* Start RECORDED INFORMATION *
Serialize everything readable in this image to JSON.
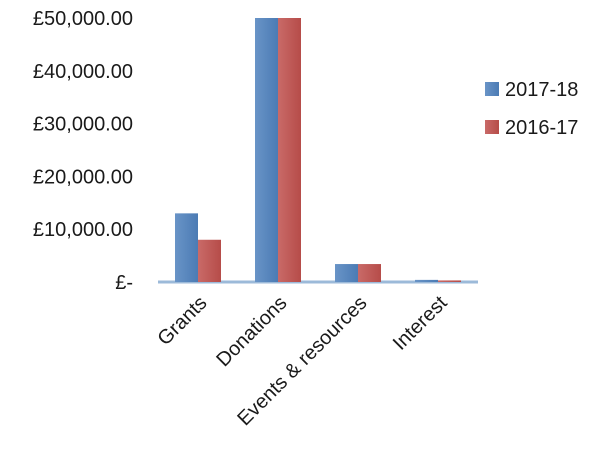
{
  "chart_data": {
    "type": "bar",
    "title": "",
    "xlabel": "",
    "ylabel": "",
    "categories": [
      "Grants",
      "Donations",
      "Events & resources",
      "Interest"
    ],
    "series": [
      {
        "name": "2017-18",
        "color": "#4F81BD",
        "values": [
          13000,
          50400,
          3400,
          400
        ]
      },
      {
        "name": "2016-17",
        "color": "#C0504D",
        "values": [
          8000,
          50400,
          3400,
          300
        ]
      }
    ],
    "ylim": [
      0,
      50000
    ],
    "y_ticks": [
      0,
      10000,
      20000,
      30000,
      40000,
      50000
    ],
    "y_tick_labels": [
      "£-",
      "£10,000.00",
      "£20,000.00",
      "£30,000.00",
      "£40,000.00",
      "£50,000.00"
    ],
    "grid": false,
    "legend_position": "right",
    "style": "3d-shaded"
  }
}
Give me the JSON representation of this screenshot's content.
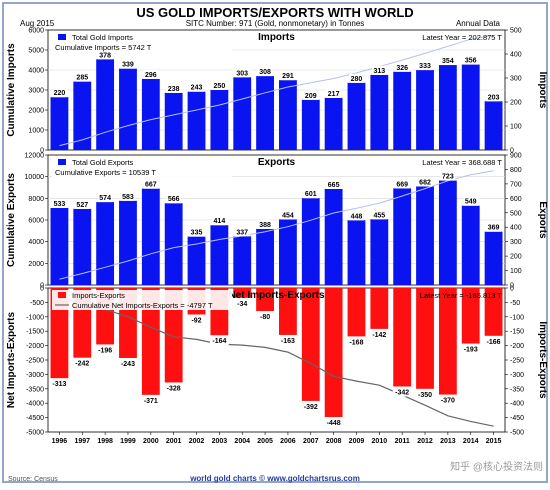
{
  "header": {
    "title": "US GOLD IMPORTS/EXPORTS WITH WORLD",
    "date": "Aug  2015",
    "sitc": "SITC Number: 971 (Gold, nonmonetary) in Tonnes",
    "annual": "Annual Data"
  },
  "footer": {
    "source": "Source: Census",
    "site": "world gold charts © www.goldchartsrus.com",
    "watermark": "知乎 @核心投资法则"
  },
  "colors": {
    "imports_bar": "#0a14f0",
    "exports_bar": "#0a14f0",
    "net_bar": "#ff1010",
    "cumulative_line": "#b6bff0",
    "net_cumulative_line": "#666666",
    "panel_bg": "#ffffff",
    "page_border": "#8fa8c8",
    "title_color": "#000000"
  },
  "chart_data": [
    {
      "type": "bar",
      "title": "Imports",
      "ylabel_left": "Cumulative Imports",
      "ylabel_right": "Imports",
      "legend": [
        "Total Gold Imports",
        "Cumulative Imports = 5742 T"
      ],
      "note": "Latest Year = 202.875 T",
      "categories": [
        "1996",
        "1997",
        "1998",
        "1999",
        "2000",
        "2001",
        "2002",
        "2003",
        "2004",
        "2005",
        "2006",
        "2007",
        "2008",
        "2009",
        "2010",
        "2011",
        "2012",
        "2013",
        "2014",
        "2015"
      ],
      "values": [
        220,
        285,
        378,
        339,
        296,
        238,
        243,
        250,
        303,
        308,
        291,
        209,
        217,
        280,
        313,
        326,
        333,
        354,
        356,
        203
      ],
      "value_labels": [
        "220",
        "285",
        "378",
        "339",
        "296",
        "238",
        "243",
        "250",
        "303",
        "308",
        "291",
        "209",
        "217",
        "280",
        "313",
        "326",
        "333",
        "354",
        "356",
        "203"
      ],
      "cumulative": [
        220,
        505,
        883,
        1222,
        1518,
        1756,
        1999,
        2249,
        2552,
        2860,
        3151,
        3360,
        3577,
        3857,
        4170,
        4496,
        4829,
        5183,
        5539,
        5742
      ],
      "ylim_left": [
        0,
        6000
      ],
      "ylim_right": [
        0,
        500
      ],
      "left_ticks": [
        "0",
        "1000",
        "2000",
        "3000",
        "4000",
        "5000",
        "6000"
      ],
      "right_ticks": [
        "0",
        "100",
        "200",
        "300",
        "400",
        "500"
      ]
    },
    {
      "type": "bar",
      "title": "Exports",
      "ylabel_left": "Cumulative Exports",
      "ylabel_right": "Exports",
      "legend": [
        "Total Gold Exports",
        "Cumulative Exports = 10539 T"
      ],
      "note": "Latest Year = 368.688 T",
      "categories": [
        "1996",
        "1997",
        "1998",
        "1999",
        "2000",
        "2001",
        "2002",
        "2003",
        "2004",
        "2005",
        "2006",
        "2007",
        "2008",
        "2009",
        "2010",
        "2011",
        "2012",
        "2013",
        "2014",
        "2015"
      ],
      "values": [
        533,
        527,
        574,
        583,
        667,
        566,
        335,
        414,
        337,
        388,
        454,
        601,
        665,
        448,
        455,
        669,
        682,
        723,
        549,
        369
      ],
      "value_labels": [
        "533",
        "527",
        "574",
        "583",
        "667",
        "566",
        "335",
        "414",
        "337",
        "388",
        "454",
        "601",
        "665",
        "448",
        "455",
        "669",
        "682",
        "723",
        "549",
        "369"
      ],
      "cumulative": [
        533,
        1060,
        1634,
        2217,
        2884,
        3450,
        3785,
        4199,
        4536,
        4924,
        5378,
        5979,
        6644,
        7092,
        7547,
        8216,
        8898,
        9621,
        10170,
        10539
      ],
      "ylim_left": [
        0,
        12000
      ],
      "ylim_right": [
        0,
        900
      ],
      "left_ticks": [
        "0",
        "2000",
        "4000",
        "6000",
        "8000",
        "10000",
        "12000"
      ],
      "right_ticks": [
        "0",
        "100",
        "200",
        "300",
        "400",
        "500",
        "600",
        "700",
        "800",
        "900"
      ]
    },
    {
      "type": "bar",
      "title": "Net Imports-Exports",
      "ylabel_left": "Net Imports-Exports",
      "ylabel_right": "Imports-Exports",
      "legend": [
        "Imports-Exports",
        "Cumulative Net Imports-Exports = -4797 T"
      ],
      "note": "Latest Year = -165.813 T",
      "categories": [
        "1996",
        "1997",
        "1998",
        "1999",
        "2000",
        "2001",
        "2002",
        "2003",
        "2004",
        "2005",
        "2006",
        "2007",
        "2008",
        "2009",
        "2010",
        "2011",
        "2012",
        "2013",
        "2014",
        "2015"
      ],
      "values": [
        -313,
        -242,
        -196,
        -243,
        -371,
        -328,
        -92,
        -164,
        -34,
        -80,
        -163,
        -392,
        -448,
        -168,
        -142,
        -342,
        -350,
        -370,
        -193,
        -166
      ],
      "value_labels": [
        "-313",
        "-242",
        "-196",
        "-243",
        "-371",
        "-328",
        "-92",
        "-164",
        "-34",
        "-80",
        "-163",
        "-392",
        "-448",
        "-168",
        "-142",
        "-342",
        "-350",
        "-370",
        "-193",
        "-166"
      ],
      "cumulative": [
        -313,
        -555,
        -751,
        -994,
        -1365,
        -1693,
        -1785,
        -1949,
        -1983,
        -2063,
        -2226,
        -2618,
        -3066,
        -3234,
        -3376,
        -3718,
        -4068,
        -4438,
        -4631,
        -4797
      ],
      "ylim_left": [
        -5000,
        0
      ],
      "ylim_right": [
        -500,
        0
      ],
      "left_ticks": [
        "-5000",
        "-4500",
        "-4000",
        "-3500",
        "-3000",
        "-2500",
        "-2000",
        "-1500",
        "-1000",
        "-500",
        "0"
      ],
      "right_ticks": [
        "-500",
        "-450",
        "-400",
        "-350",
        "-300",
        "-250",
        "-200",
        "-150",
        "-100",
        "-50",
        "0"
      ]
    }
  ]
}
* End RECORDED INFORMATION *
• TASK DETAILS:
Take the entries shown above and quote them verbatim, passing over the pictures.

• SOLUTION:
Serialize everything readable in this image to JSON.
{
  "chart_data": {
    "type": "bar",
    "title": "",
    "xlabel": "",
    "ylabel": "",
    "categories": [
      "Grants",
      "Donations",
      "Events & resources",
      "Interest"
    ],
    "series": [
      {
        "name": "2017-18",
        "color": "#4F81BD",
        "values": [
          13000,
          50400,
          3400,
          400
        ]
      },
      {
        "name": "2016-17",
        "color": "#C0504D",
        "values": [
          8000,
          50400,
          3400,
          300
        ]
      }
    ],
    "ylim": [
      0,
      50000
    ],
    "y_ticks": [
      0,
      10000,
      20000,
      30000,
      40000,
      50000
    ],
    "y_tick_labels": [
      "£-",
      "£10,000.00",
      "£20,000.00",
      "£30,000.00",
      "£40,000.00",
      "£50,000.00"
    ],
    "grid": false,
    "legend_position": "right",
    "style": "3d-shaded"
  }
}
Give me the JSON representation of this screenshot's content.
{
  "header": {
    "title": "US GOLD IMPORTS/EXPORTS WITH WORLD",
    "date": "Aug  2015",
    "sitc": "SITC Number: 971 (Gold, nonmonetary) in Tonnes",
    "annual": "Annual Data"
  },
  "footer": {
    "source": "Source: Census",
    "site": "world gold charts © www.goldchartsrus.com",
    "watermark": "知乎 @核心投资法则"
  },
  "colors": {
    "imports_bar": "#0a14f0",
    "exports_bar": "#0a14f0",
    "net_bar": "#ff1010",
    "cumulative_line": "#b6bff0",
    "net_cumulative_line": "#666666",
    "panel_bg": "#ffffff",
    "page_border": "#8fa8c8",
    "title_color": "#000000"
  },
  "chart_data": [
    {
      "type": "bar",
      "title": "Imports",
      "ylabel_left": "Cumulative Imports",
      "ylabel_right": "Imports",
      "legend": [
        "Total Gold Imports",
        "Cumulative Imports = 5742 T"
      ],
      "note": "Latest Year = 202.875 T",
      "categories": [
        "1996",
        "1997",
        "1998",
        "1999",
        "2000",
        "2001",
        "2002",
        "2003",
        "2004",
        "2005",
        "2006",
        "2007",
        "2008",
        "2009",
        "2010",
        "2011",
        "2012",
        "2013",
        "2014",
        "2015"
      ],
      "values": [
        220,
        285,
        378,
        339,
        296,
        238,
        243,
        250,
        303,
        308,
        291,
        209,
        217,
        280,
        313,
        326,
        333,
        354,
        356,
        203
      ],
      "value_labels": [
        "220",
        "285",
        "378",
        "339",
        "296",
        "238",
        "243",
        "250",
        "303",
        "308",
        "291",
        "209",
        "217",
        "280",
        "313",
        "326",
        "333",
        "354",
        "356",
        "203"
      ],
      "cumulative": [
        220,
        505,
        883,
        1222,
        1518,
        1756,
        1999,
        2249,
        2552,
        2860,
        3151,
        3360,
        3577,
        3857,
        4170,
        4496,
        4829,
        5183,
        5539,
        5742
      ],
      "ylim_left": [
        0,
        6000
      ],
      "ylim_right": [
        0,
        500
      ],
      "left_ticks": [
        "0",
        "1000",
        "2000",
        "3000",
        "4000",
        "5000",
        "6000"
      ],
      "right_ticks": [
        "0",
        "100",
        "200",
        "300",
        "400",
        "500"
      ]
    },
    {
      "type": "bar",
      "title": "Exports",
      "ylabel_left": "Cumulative Exports",
      "ylabel_right": "Exports",
      "legend": [
        "Total Gold Exports",
        "Cumulative Exports = 10539 T"
      ],
      "note": "Latest Year = 368.688 T",
      "categories": [
        "1996",
        "1997",
        "1998",
        "1999",
        "2000",
        "2001",
        "2002",
        "2003",
        "2004",
        "2005",
        "2006",
        "2007",
        "2008",
        "2009",
        "2010",
        "2011",
        "2012",
        "2013",
        "2014",
        "2015"
      ],
      "values": [
        533,
        527,
        574,
        583,
        667,
        566,
        335,
        414,
        337,
        388,
        454,
        601,
        665,
        448,
        455,
        669,
        682,
        723,
        549,
        369
      ],
      "value_labels": [
        "533",
        "527",
        "574",
        "583",
        "667",
        "566",
        "335",
        "414",
        "337",
        "388",
        "454",
        "601",
        "665",
        "448",
        "455",
        "669",
        "682",
        "723",
        "549",
        "369"
      ],
      "cumulative": [
        533,
        1060,
        1634,
        2217,
        2884,
        3450,
        3785,
        4199,
        4536,
        4924,
        5378,
        5979,
        6644,
        7092,
        7547,
        8216,
        8898,
        9621,
        10170,
        10539
      ],
      "ylim_left": [
        0,
        12000
      ],
      "ylim_right": [
        0,
        900
      ],
      "left_ticks": [
        "0",
        "2000",
        "4000",
        "6000",
        "8000",
        "10000",
        "12000"
      ],
      "right_ticks": [
        "0",
        "100",
        "200",
        "300",
        "400",
        "500",
        "600",
        "700",
        "800",
        "900"
      ]
    },
    {
      "type": "bar",
      "title": "Net Imports-Exports",
      "ylabel_left": "Net Imports-Exports",
      "ylabel_right": "Imports-Exports",
      "legend": [
        "Imports-Exports",
        "Cumulative Net Imports-Exports = -4797 T"
      ],
      "note": "Latest Year = -165.813 T",
      "categories": [
        "1996",
        "1997",
        "1998",
        "1999",
        "2000",
        "2001",
        "2002",
        "2003",
        "2004",
        "2005",
        "2006",
        "2007",
        "2008",
        "2009",
        "2010",
        "2011",
        "2012",
        "2013",
        "2014",
        "2015"
      ],
      "values": [
        -313,
        -242,
        -196,
        -243,
        -371,
        -328,
        -92,
        -164,
        -34,
        -80,
        -163,
        -392,
        -448,
        -168,
        -142,
        -342,
        -350,
        -370,
        -193,
        -166
      ],
      "value_labels": [
        "-313",
        "-242",
        "-196",
        "-243",
        "-371",
        "-328",
        "-92",
        "-164",
        "-34",
        "-80",
        "-163",
        "-392",
        "-448",
        "-168",
        "-142",
        "-342",
        "-350",
        "-370",
        "-193",
        "-166"
      ],
      "cumulative": [
        -313,
        -555,
        -751,
        -994,
        -1365,
        -1693,
        -1785,
        -1949,
        -1983,
        -2063,
        -2226,
        -2618,
        -3066,
        -3234,
        -3376,
        -3718,
        -4068,
        -4438,
        -4631,
        -4797
      ],
      "ylim_left": [
        -5000,
        0
      ],
      "ylim_right": [
        -500,
        0
      ],
      "left_ticks": [
        "-5000",
        "-4500",
        "-4000",
        "-3500",
        "-3000",
        "-2500",
        "-2000",
        "-1500",
        "-1000",
        "-500",
        "0"
      ],
      "right_ticks": [
        "-500",
        "-450",
        "-400",
        "-350",
        "-300",
        "-250",
        "-200",
        "-150",
        "-100",
        "-50",
        "0"
      ]
    }
  ]
}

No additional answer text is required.